## What you should do:
Check every line of the entries below for the word "우리나라의", and copy the ones that have it.

⟨

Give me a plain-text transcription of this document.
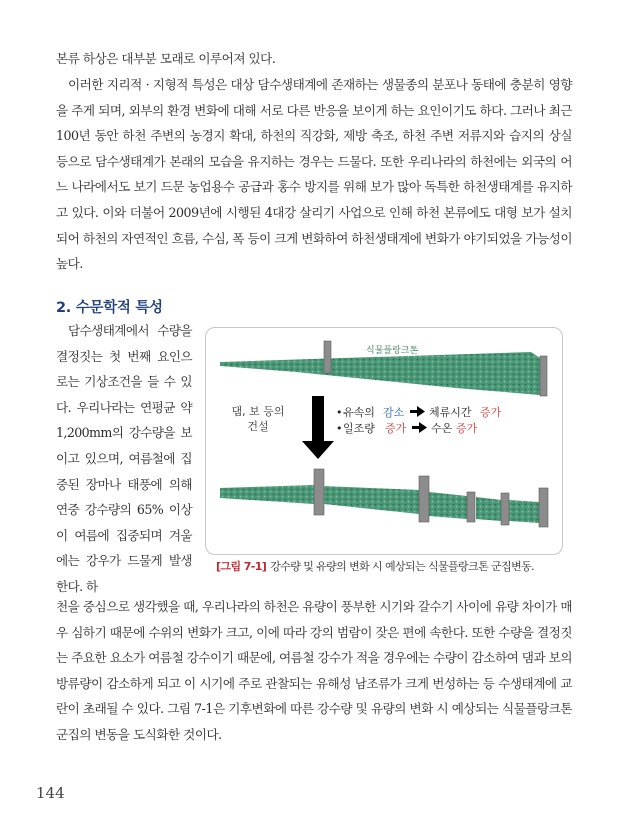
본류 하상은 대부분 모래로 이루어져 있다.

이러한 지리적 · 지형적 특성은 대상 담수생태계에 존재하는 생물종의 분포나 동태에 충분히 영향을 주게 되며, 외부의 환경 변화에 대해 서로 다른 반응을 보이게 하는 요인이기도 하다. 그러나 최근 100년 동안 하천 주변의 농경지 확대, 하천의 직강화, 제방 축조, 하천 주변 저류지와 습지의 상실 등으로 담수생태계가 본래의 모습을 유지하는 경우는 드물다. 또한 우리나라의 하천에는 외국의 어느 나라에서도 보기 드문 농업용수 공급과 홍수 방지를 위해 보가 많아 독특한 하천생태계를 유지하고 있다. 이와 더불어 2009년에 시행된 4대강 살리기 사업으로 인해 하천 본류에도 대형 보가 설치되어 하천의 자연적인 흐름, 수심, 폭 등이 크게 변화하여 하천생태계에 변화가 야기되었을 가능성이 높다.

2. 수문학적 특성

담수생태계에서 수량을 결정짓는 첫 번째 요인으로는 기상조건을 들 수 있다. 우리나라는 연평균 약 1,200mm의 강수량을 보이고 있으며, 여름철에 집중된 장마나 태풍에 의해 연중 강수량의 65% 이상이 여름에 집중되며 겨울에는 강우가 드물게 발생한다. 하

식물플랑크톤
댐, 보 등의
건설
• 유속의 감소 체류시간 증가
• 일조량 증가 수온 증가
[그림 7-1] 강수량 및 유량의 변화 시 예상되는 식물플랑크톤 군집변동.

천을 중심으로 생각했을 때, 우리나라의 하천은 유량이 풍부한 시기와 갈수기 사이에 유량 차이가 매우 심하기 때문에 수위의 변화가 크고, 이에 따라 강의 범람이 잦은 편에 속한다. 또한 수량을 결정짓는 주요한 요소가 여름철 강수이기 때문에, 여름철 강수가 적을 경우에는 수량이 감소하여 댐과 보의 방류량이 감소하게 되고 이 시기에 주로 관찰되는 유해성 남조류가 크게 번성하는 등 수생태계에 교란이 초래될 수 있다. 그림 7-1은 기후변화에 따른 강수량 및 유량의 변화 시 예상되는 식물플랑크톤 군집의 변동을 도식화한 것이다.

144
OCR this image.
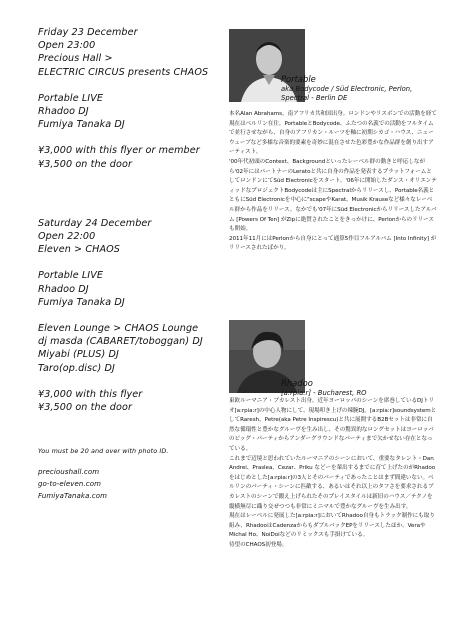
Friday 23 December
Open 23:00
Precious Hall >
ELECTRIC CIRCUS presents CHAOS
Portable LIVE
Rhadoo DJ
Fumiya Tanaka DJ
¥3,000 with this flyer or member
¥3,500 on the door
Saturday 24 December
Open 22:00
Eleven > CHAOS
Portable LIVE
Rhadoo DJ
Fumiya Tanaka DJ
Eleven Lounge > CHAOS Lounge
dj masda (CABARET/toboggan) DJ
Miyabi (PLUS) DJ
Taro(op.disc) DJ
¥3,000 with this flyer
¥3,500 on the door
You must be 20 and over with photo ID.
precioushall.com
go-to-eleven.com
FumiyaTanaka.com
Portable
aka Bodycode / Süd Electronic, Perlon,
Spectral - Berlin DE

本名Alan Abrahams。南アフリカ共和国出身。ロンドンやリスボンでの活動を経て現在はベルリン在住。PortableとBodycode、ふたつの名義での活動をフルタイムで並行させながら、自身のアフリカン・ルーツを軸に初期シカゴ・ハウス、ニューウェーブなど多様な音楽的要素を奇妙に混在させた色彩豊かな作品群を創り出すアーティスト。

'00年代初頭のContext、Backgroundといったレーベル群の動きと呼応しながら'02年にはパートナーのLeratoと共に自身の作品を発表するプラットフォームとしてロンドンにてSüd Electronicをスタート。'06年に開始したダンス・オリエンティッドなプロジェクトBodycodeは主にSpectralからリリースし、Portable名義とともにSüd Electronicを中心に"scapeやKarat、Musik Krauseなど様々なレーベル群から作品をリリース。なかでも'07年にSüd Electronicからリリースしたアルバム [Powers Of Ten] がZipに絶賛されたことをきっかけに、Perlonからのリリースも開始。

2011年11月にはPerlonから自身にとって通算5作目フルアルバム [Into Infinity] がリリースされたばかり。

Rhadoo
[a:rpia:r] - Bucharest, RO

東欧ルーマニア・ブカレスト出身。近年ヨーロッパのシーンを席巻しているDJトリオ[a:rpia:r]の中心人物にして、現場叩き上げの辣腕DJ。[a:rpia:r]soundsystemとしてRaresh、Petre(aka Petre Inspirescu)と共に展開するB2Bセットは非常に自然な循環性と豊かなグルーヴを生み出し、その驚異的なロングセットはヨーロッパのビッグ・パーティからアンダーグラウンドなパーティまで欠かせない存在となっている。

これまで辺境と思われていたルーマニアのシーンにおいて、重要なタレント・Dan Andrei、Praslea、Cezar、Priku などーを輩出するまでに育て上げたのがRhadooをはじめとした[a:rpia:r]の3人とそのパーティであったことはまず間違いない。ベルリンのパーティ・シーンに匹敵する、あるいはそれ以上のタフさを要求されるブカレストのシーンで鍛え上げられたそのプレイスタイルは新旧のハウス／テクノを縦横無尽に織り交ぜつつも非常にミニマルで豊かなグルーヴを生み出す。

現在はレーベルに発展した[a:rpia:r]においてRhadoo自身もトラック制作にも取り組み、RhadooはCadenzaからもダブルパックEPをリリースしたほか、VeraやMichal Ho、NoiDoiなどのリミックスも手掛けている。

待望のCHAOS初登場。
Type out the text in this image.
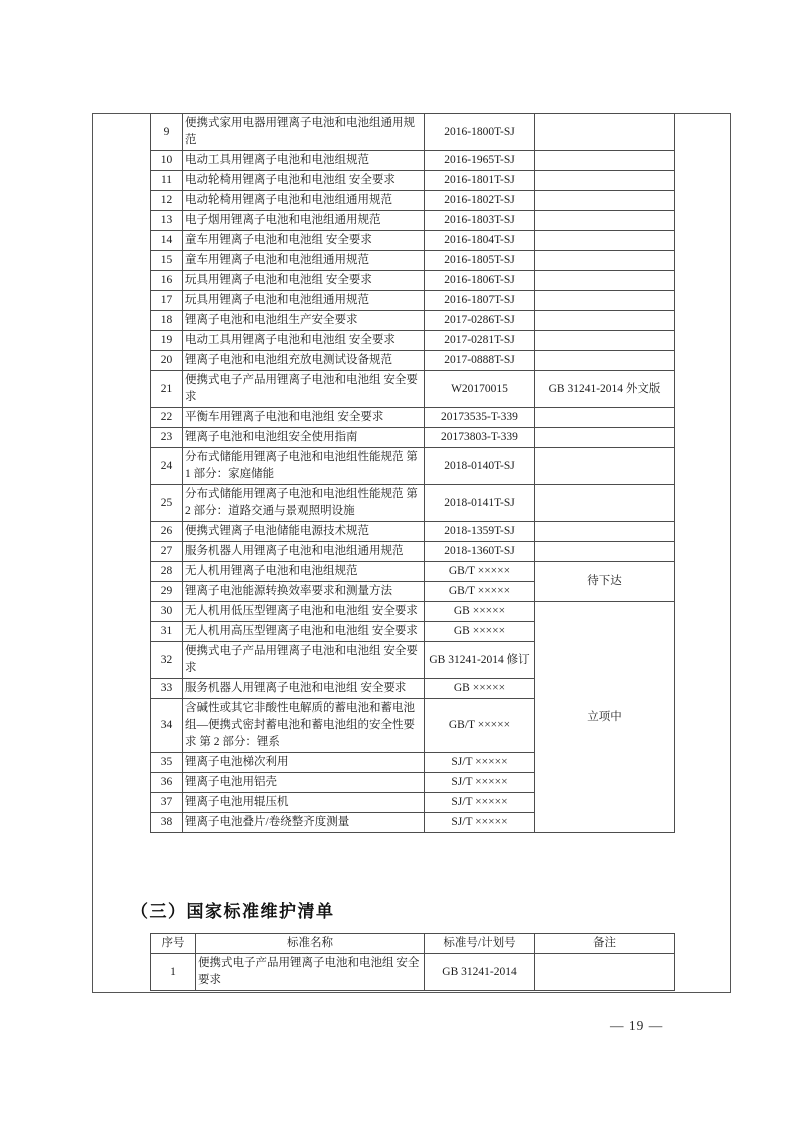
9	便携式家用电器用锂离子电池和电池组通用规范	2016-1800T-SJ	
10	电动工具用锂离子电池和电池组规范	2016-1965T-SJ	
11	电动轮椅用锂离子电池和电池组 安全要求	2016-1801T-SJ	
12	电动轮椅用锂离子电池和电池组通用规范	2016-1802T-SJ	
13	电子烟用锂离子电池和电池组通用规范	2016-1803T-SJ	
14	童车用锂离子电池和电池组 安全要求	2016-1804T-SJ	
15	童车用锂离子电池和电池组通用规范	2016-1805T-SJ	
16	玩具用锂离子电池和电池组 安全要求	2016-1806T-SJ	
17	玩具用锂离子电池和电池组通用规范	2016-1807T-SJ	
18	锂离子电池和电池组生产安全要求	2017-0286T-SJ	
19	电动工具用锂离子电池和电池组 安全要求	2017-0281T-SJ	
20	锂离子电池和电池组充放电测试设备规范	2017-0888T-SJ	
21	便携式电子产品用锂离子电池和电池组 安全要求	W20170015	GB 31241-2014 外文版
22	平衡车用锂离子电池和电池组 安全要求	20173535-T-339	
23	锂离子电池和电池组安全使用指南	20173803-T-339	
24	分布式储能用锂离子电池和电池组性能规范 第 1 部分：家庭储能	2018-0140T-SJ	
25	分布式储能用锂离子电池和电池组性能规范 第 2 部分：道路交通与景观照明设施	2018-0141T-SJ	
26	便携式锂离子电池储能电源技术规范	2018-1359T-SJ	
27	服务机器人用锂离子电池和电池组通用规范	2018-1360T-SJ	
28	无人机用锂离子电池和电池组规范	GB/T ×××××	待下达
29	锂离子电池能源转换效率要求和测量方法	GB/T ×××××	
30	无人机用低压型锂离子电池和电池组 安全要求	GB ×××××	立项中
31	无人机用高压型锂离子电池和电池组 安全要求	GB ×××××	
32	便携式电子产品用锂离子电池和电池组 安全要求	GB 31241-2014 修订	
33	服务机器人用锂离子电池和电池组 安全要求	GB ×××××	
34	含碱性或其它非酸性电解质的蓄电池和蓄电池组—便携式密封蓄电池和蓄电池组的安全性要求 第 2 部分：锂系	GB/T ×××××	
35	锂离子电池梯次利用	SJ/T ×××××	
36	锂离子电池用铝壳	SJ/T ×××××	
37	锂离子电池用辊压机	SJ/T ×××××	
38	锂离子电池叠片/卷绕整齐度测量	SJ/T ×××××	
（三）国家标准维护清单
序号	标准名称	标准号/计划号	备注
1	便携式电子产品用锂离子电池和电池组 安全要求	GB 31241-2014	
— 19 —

⟩

## Result for this task:
이러한 지리적 · 지형적 특성은 대상 담수생태계에 존재하는 생물종의 분포나 동태에 충분히 영향을 주게 되며, 외부의 환경 변화에 대해 서로 다른 반응을 보이게 하는 요인이기도 하다. 그러나 최근 100년 동안 하천 주변의 농경지 확대, 하천의 직강화, 제방 축조, 하천 주변 저류지와 습지의 상실 등으로 담수생태계가 본래의 모습을 유지하는 경우는 드물다. 또한 우리나라의 하천에는 외국의 어느 나라에서도 보기 드문 농업용수 공급과 홍수 방지를 위해 보가 많아 독특한 하천생태계를 유지하고 있다. 이와 더불어 2009년에 시행된 4대강 살리기 사업으로 인해 하천 본류에도 대형 보가 설치되어 하천의 자연적인 흐름, 수심, 폭 등이 크게 변화하여 하천생태계에 변화가 야기되었을 가능성이 높다.
천을 중심으로 생각했을 때, 우리나라의 하천은 유량이 풍부한 시기와 갈수기 사이에 유량 차이가 매우 심하기 때문에 수위의 변화가 크고, 이에 따라 강의 범람이 잦은 편에 속한다. 또한 수량을 결정짓는 주요한 요소가 여름철 강수이기 때문에, 여름철 강수가 적을 경우에는 수량이 감소하여 댐과 보의 방류량이 감소하게 되고 이 시기에 주로 관찰되는 유해성 남조류가 크게 번성하는 등 수생태계에 교란이 초래될 수 있다. 그림 7-1은 기후변화에 따른 강수량 및 유량의 변화 시 예상되는 식물플랑크톤 군집의 변동을 도식화한 것이다.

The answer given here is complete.